Required work: From the entries that follow, gather each line holding the word "microns".

-- Begin Records shown --

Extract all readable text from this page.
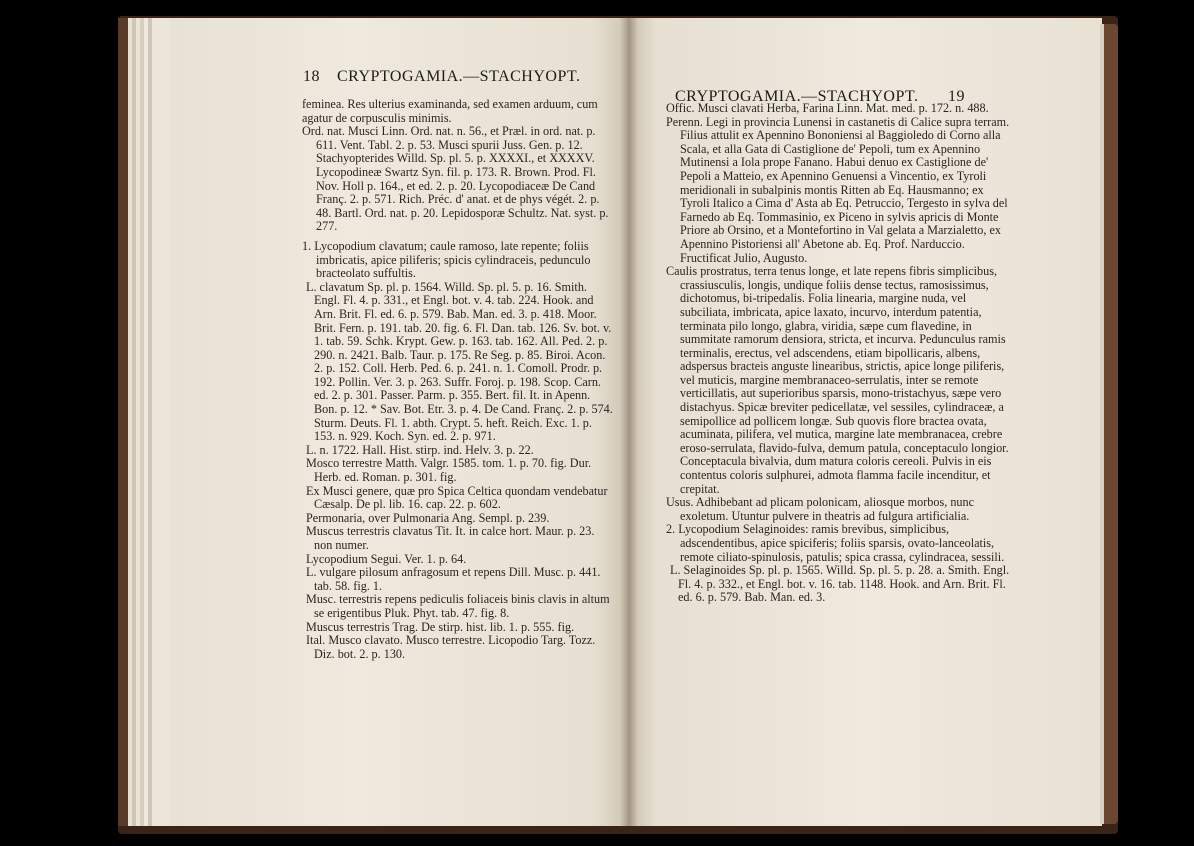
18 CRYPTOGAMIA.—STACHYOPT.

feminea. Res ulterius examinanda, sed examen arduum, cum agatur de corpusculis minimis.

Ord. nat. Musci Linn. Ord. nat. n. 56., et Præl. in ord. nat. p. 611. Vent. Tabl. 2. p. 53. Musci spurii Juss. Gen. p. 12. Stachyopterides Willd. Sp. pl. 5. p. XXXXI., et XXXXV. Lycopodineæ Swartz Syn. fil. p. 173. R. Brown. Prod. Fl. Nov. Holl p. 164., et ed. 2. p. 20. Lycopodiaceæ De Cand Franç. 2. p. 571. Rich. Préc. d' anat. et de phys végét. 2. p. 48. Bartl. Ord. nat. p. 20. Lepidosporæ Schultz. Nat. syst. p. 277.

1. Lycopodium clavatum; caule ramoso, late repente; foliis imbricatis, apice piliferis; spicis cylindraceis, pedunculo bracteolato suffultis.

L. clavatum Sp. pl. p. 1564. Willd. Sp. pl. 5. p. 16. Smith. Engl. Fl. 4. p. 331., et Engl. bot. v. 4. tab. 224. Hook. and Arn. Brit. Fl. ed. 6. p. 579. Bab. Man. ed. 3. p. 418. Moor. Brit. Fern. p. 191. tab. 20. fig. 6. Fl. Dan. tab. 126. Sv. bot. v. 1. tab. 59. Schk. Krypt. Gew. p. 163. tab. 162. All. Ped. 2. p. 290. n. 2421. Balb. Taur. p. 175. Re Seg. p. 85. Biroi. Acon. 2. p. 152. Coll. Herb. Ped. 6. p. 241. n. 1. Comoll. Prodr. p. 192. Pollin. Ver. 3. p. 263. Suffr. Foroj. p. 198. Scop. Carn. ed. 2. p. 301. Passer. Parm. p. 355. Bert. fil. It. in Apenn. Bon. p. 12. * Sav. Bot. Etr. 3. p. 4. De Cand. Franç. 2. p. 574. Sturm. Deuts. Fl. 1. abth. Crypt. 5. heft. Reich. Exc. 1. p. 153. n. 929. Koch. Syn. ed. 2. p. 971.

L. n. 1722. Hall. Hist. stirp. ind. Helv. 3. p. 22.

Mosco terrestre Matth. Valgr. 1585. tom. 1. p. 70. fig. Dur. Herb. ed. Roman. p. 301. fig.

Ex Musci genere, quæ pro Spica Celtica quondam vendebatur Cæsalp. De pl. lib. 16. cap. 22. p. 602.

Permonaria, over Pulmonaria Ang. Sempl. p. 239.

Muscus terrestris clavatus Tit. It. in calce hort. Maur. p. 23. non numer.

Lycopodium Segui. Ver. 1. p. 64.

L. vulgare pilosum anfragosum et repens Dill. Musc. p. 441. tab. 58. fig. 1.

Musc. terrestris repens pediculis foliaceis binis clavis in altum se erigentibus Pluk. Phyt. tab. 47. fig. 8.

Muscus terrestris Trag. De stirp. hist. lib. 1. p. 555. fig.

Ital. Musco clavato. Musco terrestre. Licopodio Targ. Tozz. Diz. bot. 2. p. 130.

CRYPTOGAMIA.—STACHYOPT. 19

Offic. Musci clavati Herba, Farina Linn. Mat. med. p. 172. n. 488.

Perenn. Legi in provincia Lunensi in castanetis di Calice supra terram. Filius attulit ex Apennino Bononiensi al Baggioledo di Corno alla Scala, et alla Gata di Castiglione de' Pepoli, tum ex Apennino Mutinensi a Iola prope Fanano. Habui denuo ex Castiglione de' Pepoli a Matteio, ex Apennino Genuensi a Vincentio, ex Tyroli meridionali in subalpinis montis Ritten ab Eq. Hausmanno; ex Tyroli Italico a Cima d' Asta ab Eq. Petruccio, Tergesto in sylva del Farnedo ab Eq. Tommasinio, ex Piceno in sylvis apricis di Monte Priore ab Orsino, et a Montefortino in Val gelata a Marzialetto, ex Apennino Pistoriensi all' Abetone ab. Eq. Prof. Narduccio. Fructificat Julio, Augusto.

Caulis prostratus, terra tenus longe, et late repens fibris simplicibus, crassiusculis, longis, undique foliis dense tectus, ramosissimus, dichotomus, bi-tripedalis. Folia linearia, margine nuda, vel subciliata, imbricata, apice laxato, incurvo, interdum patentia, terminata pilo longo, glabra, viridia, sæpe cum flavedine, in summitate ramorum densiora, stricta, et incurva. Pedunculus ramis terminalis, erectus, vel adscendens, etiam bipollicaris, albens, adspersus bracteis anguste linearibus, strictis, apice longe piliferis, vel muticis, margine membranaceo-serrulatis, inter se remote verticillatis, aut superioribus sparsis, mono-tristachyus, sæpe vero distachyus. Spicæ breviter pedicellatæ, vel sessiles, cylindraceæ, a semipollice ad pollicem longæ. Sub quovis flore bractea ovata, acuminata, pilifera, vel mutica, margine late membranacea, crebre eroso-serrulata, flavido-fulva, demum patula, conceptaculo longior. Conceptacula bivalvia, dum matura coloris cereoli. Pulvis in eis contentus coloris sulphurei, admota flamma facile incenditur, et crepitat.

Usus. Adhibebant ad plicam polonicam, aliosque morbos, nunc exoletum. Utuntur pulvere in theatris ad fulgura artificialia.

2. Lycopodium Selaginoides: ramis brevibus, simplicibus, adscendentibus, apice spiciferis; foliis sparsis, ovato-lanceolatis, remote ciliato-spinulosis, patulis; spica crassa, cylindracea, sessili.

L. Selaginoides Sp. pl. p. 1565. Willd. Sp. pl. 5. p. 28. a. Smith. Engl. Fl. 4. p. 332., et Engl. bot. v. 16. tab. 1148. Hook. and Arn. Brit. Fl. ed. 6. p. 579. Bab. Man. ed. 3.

-- End Records shown --
-- Begin Records shown --

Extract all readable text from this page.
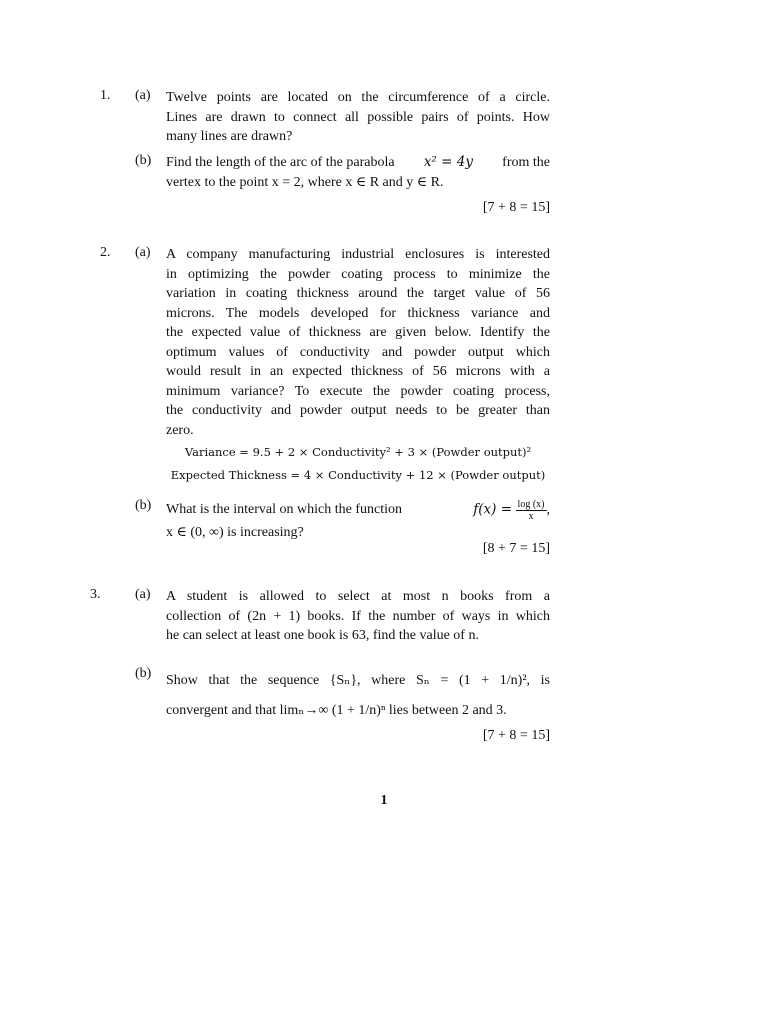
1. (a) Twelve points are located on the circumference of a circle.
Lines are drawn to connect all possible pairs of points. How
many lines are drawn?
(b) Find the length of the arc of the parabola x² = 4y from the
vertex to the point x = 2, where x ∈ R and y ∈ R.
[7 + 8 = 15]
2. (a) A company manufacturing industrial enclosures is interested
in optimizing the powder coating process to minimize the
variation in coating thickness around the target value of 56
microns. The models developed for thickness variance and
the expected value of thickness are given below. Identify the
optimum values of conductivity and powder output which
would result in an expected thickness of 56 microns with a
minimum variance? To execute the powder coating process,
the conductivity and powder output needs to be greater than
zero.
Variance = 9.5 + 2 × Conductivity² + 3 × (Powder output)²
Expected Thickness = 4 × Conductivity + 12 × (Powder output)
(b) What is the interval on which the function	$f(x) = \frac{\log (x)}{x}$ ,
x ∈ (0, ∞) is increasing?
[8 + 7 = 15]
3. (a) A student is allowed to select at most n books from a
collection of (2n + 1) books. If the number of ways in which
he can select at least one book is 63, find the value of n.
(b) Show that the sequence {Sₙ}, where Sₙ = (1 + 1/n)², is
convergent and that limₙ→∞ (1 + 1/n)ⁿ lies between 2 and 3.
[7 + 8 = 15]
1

-- End Records shown --
-- Begin Records shown --

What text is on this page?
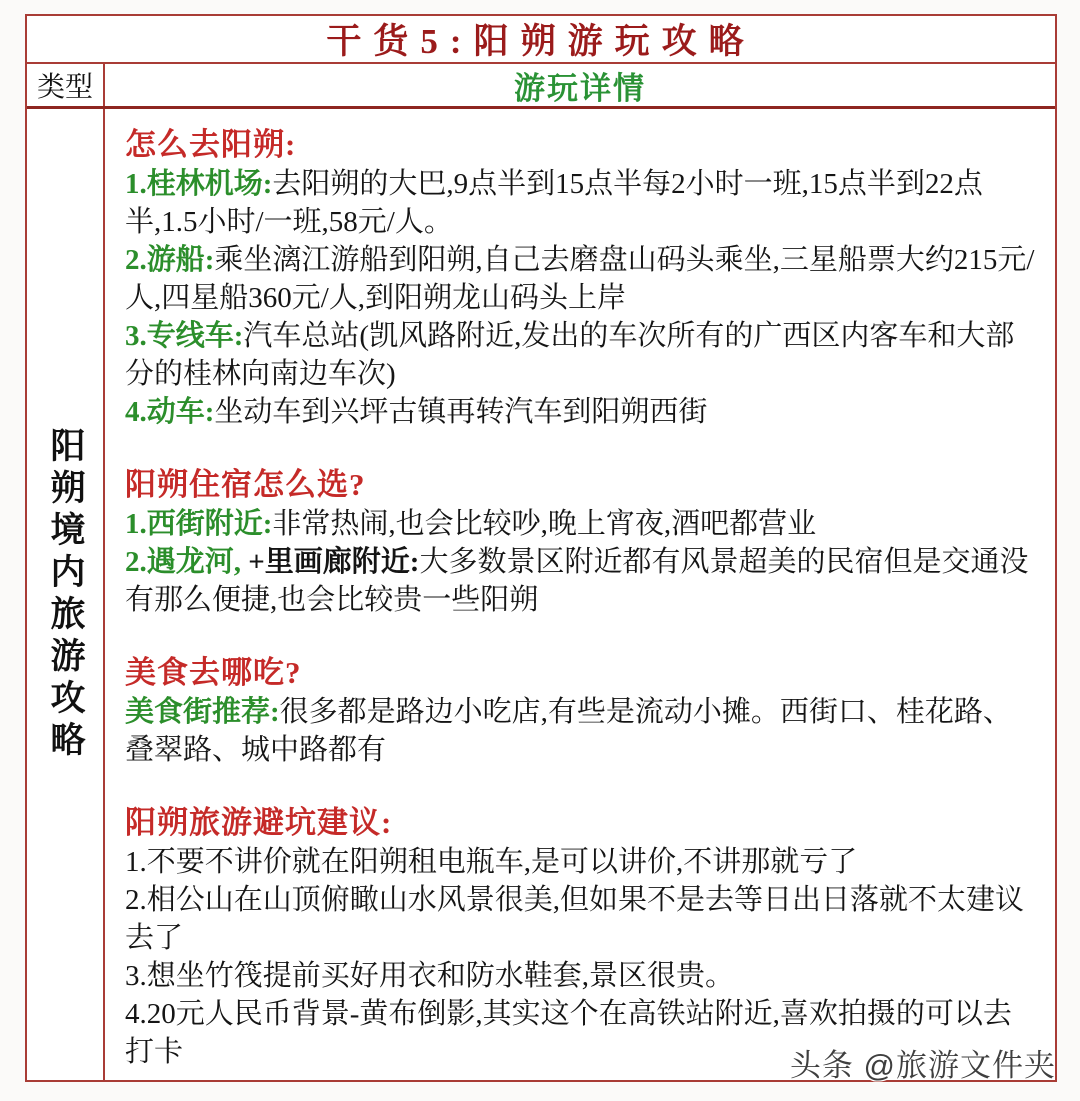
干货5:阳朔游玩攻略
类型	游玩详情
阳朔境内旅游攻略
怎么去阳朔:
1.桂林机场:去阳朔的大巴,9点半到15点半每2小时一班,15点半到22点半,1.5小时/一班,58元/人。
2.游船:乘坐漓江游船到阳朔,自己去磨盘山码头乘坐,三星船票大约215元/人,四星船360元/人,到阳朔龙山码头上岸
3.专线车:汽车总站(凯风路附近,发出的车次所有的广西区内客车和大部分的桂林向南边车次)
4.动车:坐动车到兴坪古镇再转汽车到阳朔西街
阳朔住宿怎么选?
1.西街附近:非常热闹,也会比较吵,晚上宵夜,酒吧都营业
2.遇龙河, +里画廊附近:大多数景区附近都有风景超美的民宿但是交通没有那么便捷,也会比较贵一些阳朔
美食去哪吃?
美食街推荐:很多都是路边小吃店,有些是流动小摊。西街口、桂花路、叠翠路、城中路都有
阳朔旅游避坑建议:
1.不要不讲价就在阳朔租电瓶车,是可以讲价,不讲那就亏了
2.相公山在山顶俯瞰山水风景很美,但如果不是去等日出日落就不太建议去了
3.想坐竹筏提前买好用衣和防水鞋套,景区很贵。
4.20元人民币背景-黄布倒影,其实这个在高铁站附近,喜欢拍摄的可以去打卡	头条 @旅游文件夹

-- End Records shown --

Written solution:
microns. The models developed for thickness variance and
would result in an expected thickness of 56 microns with a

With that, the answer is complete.